Aangeleverde tekst ->
Gedachtenwisseling over positie en problemen van de Gereformeerde Bond in de Hervormde Kerk, tussen dr. H. Berkhof en ds. G. Boer.
Zeer geachte Collega Boer,
Naar ik verneem, hebt ook u de uitnodiging der redactie aanvaard om in , Woord en Dienst' een gedachtenwisseling te beginnen over de positie en de problemen van de Gereformeerde Bond in de Hervormde Kerk. Ik hoor, dat u dit na aarzeling hebt besloten. Dat is mij net zo gegaan. Verwonderlijk is dat niet. Wii wagen ons samen aan een netelig vraagstuk. Het gevolg is, dat wij veel kans lopen om gestoken te worden — waarschijnlijk van meer dan één kant. Die kans lopen we geen van beiden graag. Maar het kon toch moeilijk anders, dan dat we beiden over dat bezwaar zijn heengestapt. Beiden hebben we de toestand der Hervormde Kerk voor de oorlog bewust doorleefd en doorleden. Wij hebben er naar gehunkerd, om van de. „hotelkerk" af te komen. En al denken we dan verschillend over de toestand en ontwikkeling van na de oorlog, voor ons beiden is het strijdig met het wezen van Christus' keek, wanneer wij onbekommerd langs elkaar heen leven en elkaar niet zouden aanspreken op wat wij geloven dat de gemeente des Heren is en moet zijn.

Korte opgave 1 -> Waarvan hebben beiden volgens de brief over de Gereformeerde Bond gehunkerd af te komen?
Korte opgave 2 -> Druk uit de records de regels af vanaf de regel met "x-tick-label: 0 xyxy=(615,528,626,550)" tot en met de regel met "y-tick-label: 1 xyxy=(125,32,147,43)", beide inbegrepen.

Rijen uit een layoutdataset:
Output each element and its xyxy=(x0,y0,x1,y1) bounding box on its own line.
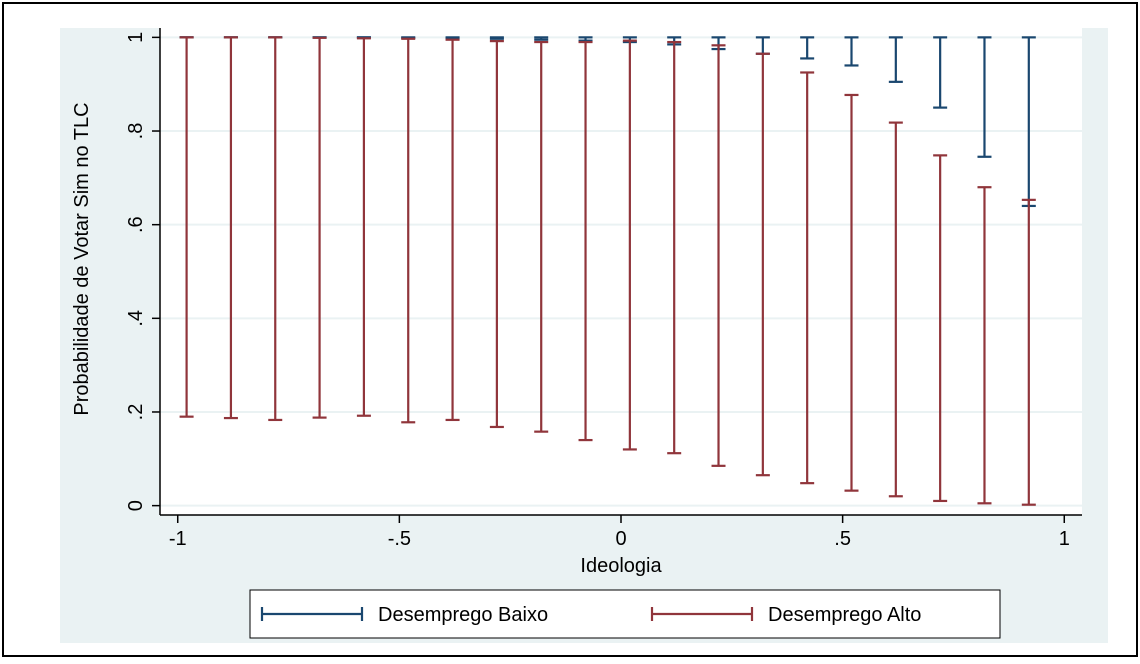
x-tick-label: 0 xyxy=(615,528,626,550)
x-tick-label: .5 xyxy=(834,528,851,550)
y-tick-label: 0 xyxy=(125,500,147,511)
plot-area xyxy=(160,28,1082,515)
y-tick-label: .8 xyxy=(125,123,147,140)
x-tick-label: -1 xyxy=(169,528,187,550)
y-tick-label: .2 xyxy=(125,404,147,421)
y-tick-label: 1 xyxy=(125,32,147,43)
x-axis-label: Ideologia xyxy=(580,555,662,577)
y-tick-label: .6 xyxy=(125,216,147,233)
legend-label: Desemprego Alto xyxy=(768,604,921,626)
x-tick-label: 1 xyxy=(1059,528,1070,550)
y-axis-label: Probabilidade de Votar Sim no TLC xyxy=(71,102,93,415)
y-tick-label: .4 xyxy=(125,310,147,327)
series-desemprego-alto xyxy=(179,36,1036,506)
legend-label: Desemprego Baixo xyxy=(378,604,548,626)
x-tick-label: -.5 xyxy=(388,528,411,550)
legend-box xyxy=(249,589,1001,639)
x-ticks: -1 -.5 0 .5 1 xyxy=(169,515,1070,550)
legend: Desemprego Baixo Desemprego Alto xyxy=(249,589,1001,639)
y-ticks: 0 .2 .4 .6 .8 1 xyxy=(125,32,160,511)
error-bars xyxy=(179,36,1036,506)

Juist antwoord 1 -> Van de „hotelkerk".

Juist antwoord 2 ->
x-tick-label: 0 xyxy=(615,528,626,550)
x-tick-label: .5 xyxy=(834,528,851,550)
y-tick-label: 0 xyxy=(125,500,147,511)
plot-area xyxy=(160,28,1082,515)
y-tick-label: .8 xyxy=(125,123,147,140)
x-tick-label: -1 xyxy=(169,528,187,550)
y-tick-label: .2 xyxy=(125,404,147,421)
y-tick-label: 1 xyxy=(125,32,147,43)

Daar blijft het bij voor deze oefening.